→ WHAT THE EXERCISE ASKS
Retype every entry in its entirety, without alteration.

→ RAW RECORDS

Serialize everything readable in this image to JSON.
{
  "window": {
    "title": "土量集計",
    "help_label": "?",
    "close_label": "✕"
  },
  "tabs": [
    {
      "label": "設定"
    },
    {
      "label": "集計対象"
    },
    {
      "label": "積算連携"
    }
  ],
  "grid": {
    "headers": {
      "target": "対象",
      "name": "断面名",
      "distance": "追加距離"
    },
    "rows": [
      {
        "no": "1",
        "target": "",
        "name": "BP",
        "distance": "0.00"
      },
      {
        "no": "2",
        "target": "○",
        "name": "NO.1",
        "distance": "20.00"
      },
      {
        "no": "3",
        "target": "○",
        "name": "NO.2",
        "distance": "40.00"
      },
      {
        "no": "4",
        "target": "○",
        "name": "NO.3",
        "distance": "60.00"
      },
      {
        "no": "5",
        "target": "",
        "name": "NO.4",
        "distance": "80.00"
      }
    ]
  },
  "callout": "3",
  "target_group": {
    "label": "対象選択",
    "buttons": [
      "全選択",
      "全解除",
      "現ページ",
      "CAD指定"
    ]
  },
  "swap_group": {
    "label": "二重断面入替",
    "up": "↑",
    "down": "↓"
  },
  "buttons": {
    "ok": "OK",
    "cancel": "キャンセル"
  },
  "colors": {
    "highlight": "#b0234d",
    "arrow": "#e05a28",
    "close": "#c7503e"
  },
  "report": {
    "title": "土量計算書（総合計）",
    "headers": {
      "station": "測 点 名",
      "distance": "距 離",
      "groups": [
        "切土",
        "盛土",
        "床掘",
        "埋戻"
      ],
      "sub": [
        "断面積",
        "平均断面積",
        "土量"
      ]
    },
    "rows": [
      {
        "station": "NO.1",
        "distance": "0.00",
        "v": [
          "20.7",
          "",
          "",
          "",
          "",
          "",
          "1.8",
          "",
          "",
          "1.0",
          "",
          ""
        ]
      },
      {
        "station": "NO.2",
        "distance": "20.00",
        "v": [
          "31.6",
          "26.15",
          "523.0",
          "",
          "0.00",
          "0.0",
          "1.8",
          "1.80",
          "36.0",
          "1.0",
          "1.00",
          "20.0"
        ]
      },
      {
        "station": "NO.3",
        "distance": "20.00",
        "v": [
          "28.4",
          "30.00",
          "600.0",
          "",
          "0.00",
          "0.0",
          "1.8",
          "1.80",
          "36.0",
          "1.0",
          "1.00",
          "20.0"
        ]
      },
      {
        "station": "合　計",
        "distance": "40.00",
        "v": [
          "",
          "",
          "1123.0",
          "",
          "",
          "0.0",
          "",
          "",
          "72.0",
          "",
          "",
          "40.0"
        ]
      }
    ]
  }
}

→ REPLY TO THE TASK
Serialize everything readable in this image to JSON.
{
  "window": {
    "title": "土量集計",
    "help_label": "?",
    "close_label": "✕"
  },
  "tabs": [
    {
      "label": "設定"
    },
    {
      "label": "集計対象"
    },
    {
      "label": "積算連携"
    }
  ],
  "grid": {
    "headers": {
      "target": "対象",
      "name": "断面名",
      "distance": "追加距離"
    },
    "rows": [
      {
        "no": "1",
        "target": "",
        "name": "BP",
        "distance": "0.00"
      },
      {
        "no": "2",
        "target": "○",
        "name": "NO.1",
        "distance": "20.00"
      },
      {
        "no": "3",
        "target": "○",
        "name": "NO.2",
        "distance": "40.00"
      },
      {
        "no": "4",
        "target": "○",
        "name": "NO.3",
        "distance": "60.00"
      },
      {
        "no": "5",
        "target": "",
        "name": "NO.4",
        "distance": "80.00"
      }
    ]
  },
  "callout": "3",
  "target_group": {
    "label": "対象選択",
    "buttons": [
      "全選択",
      "全解除",
      "現ページ",
      "CAD指定"
    ]
  },
  "swap_group": {
    "label": "二重断面入替",
    "up": "↑",
    "down": "↓"
  },
  "buttons": {
    "ok": "OK",
    "cancel": "キャンセル"
  },
  "colors": {
    "highlight": "#b0234d",
    "arrow": "#e05a28",
    "close": "#c7503e"
  },
  "report": {
    "title": "土量計算書（総合計）",
    "headers": {
      "station": "測 点 名",
      "distance": "距 離",
      "groups": [
        "切土",
        "盛土",
        "床掘",
        "埋戻"
      ],
      "sub": [
        "断面積",
        "平均断面積",
        "土量"
      ]
    },
    "rows": [
      {
        "station": "NO.1",
        "distance": "0.00",
        "v": [
          "20.7",
          "",
          "",
          "",
          "",
          "",
          "1.8",
          "",
          "",
          "1.0",
          "",
          ""
        ]
      },
      {
        "station": "NO.2",
        "distance": "20.00",
        "v": [
          "31.6",
          "26.15",
          "523.0",
          "",
          "0.00",
          "0.0",
          "1.8",
          "1.80",
          "36.0",
          "1.0",
          "1.00",
          "20.0"
        ]
      },
      {
        "station": "NO.3",
        "distance": "20.00",
        "v": [
          "28.4",
          "30.00",
          "600.0",
          "",
          "0.00",
          "0.0",
          "1.8",
          "1.80",
          "36.0",
          "1.0",
          "1.00",
          "20.0"
        ]
      },
      {
        "station": "合　計",
        "distance": "40.00",
        "v": [
          "",
          "",
          "1123.0",
          "",
          "",
          "0.0",
          "",
          "",
          "72.0",
          "",
          "",
          "40.0"
        ]
      }
    ]
  }
}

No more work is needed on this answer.